> **What you will do**
Write the next portion of the tutorial on stripping HTML tags from review text, continuing directly after the get_review function.
— start of Passage —
The data contains normal text but also several html-tags. The REMOVE tag was added by the authors of the dataset to tag unwanted text such as image captions. In general we want to keep our text as intact as possible, but some text is clearly noise. So we'll proceed to get rid of the REMOVE tags and titles. The norec repo contains a method to do this with the lxml library. We'll change the code slightly to also remove headers.

from lxml.html import fragments_fromstring

def html_to_text(html): 
    return ' '.join(elem.text_content() for elem in fragments_fromstring(html) if elem.tag == 'p')

html_to_text(review)[:1500]

'Tv-serien Twin Peaks, skapt av David Lynch og Mark Frost, trollbandt publikum på starten av 1990-tallet. Nå er begge sesongene samlet på DVD i en såkalt ”definitive gold box edition” som viser at serien ikke har mistet noe av appellen. Det eneste som egentlig røper alderen, er at serien ikke er i widescreen, og at flere av skuespillerne fremdeles er unge og vakre. 17 år etter premieren har de falmet, som mennesker gjør, men Twin Peaks sikrer dem evig liv. Serien handler om et mordmysterium i den lille byen Twin Peaks, et sted langs USAs grense til Canada. Unge, vakre Laura Palmer blir funnet drept, og FBI-etterforsker Dale Cooper kommer til byen for å oppklare saken. Her blir han betatt av det tilsynelatende enkle livet i den lille byen mellom den endeløse skogen og de høye fjellene. Men han oppdager også at byen skjuler mørke, farlige hemmeligheter. Twin Peaks holder seg overraskende godt. Historien glir nok litt ut i det absurde i sesong 2, mens sesong 1 er en udiskutabel klassiker. Serien kjører en tilnærmet tidløs stil som idoliserer 50-talls-looken som David Lynch også dyrket i filmen ”Wild at heart” fra samme periode. Handlingen er fremdeles mørk og truende, samtidig som den har en merkelig form for humor, som regel fortalt gjennom Dale Cooper, glimrende spilt av en opplagt Kyle MacLachlan. Twin Peaks har et omfattende galleri av merkelige figurer. Men de er klart definerte, og spenner over et vidt spekter, fra søte Donna, til mystiske Log Lady til yppige Audrey Horn. F'

That looks much better! Now lets combine the two methods to make a function to easily get html reviews from a file name

def get_review(fn):
    with open(fn) as f: 
        return(html_to_text(f.read()))
— end of Passage —
— start of Given material —
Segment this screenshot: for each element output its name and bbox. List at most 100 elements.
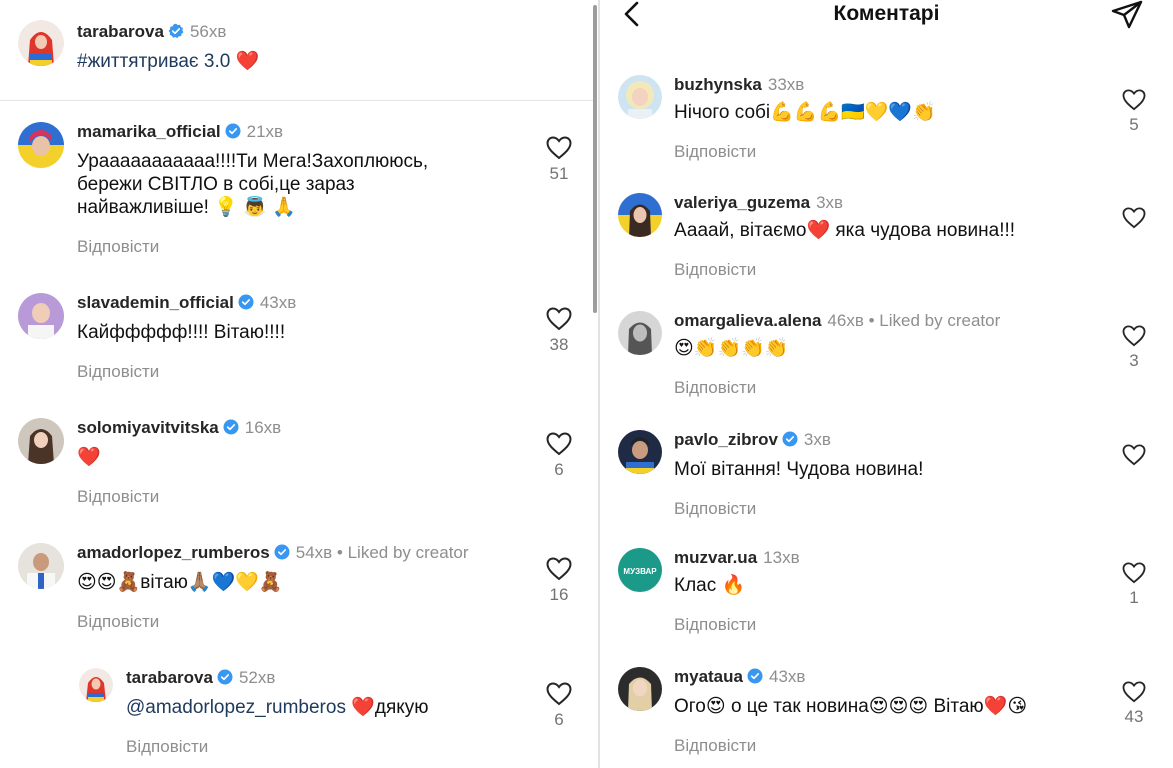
— end of Given material —
> **Answer to the task**
get_review(item)[:1500]

'Tv-serien Twin Peaks, skapt av David Lynch og Mark Frost, trollbandt publikum på starten av 1990-tallet. Nå er begge sesongene samlet på DVD i en såkalt ”definitive gold box edition” som viser at serien ikke har mistet noe av appellen. Det eneste som egentlig røper alderen, er at serien ikke er i widescreen, og at flere av skuespillerne fremdeles er unge og vakre. 17 år etter premieren har de falmet, som mennesker gjør, men Twin Peaks sikrer dem evig liv. Serien handler om et mordmysterium i den lille byen Twin Peaks, et sted langs USAs grense til Canada. Unge, vakre Laura Palmer blir funnet drept, og FBI-etterforsker Dale Cooper kommer til byen for å oppklare saken. Her blir han betatt av det tilsynelatende enkle livet i den lille byen mellom den endeløse skogen og de høye fjellene. Men han oppdager også at byen skjuler mørke, farlige hemmeligheter. Twin Peaks holder seg overraskende godt. Historien glir nok litt ut i det absurde i sesong 2, mens sesong 1 er en udiskutabel klassiker. Serien kjører en tilnærmet tidløs stil som idoliserer 50-talls-looken som David Lynch også dyrket i filmen ”Wild at heart” fra samme periode. Handlingen er fremdeles mørk og truende, samtidig som den har en merkelig form for humor, som regel fortalt gjennom Dale Cooper, glimrende spilt av en opplagt Kyle MacLachlan. Twin Peaks har et omfattende galleri av merkelige figurer. Men de er klart definerte, og spenner over et vidt spekter, fra søte Donna, til mystiske Log Lady til yppige Audrey Horn. F'

Finally we append the review text to our data frame, and save it for future use.

screen['text'] = screen['filename'].apply(lambda o: get_review(path/o))
screen.to_feather(path/'norec_df')
screen.head(3)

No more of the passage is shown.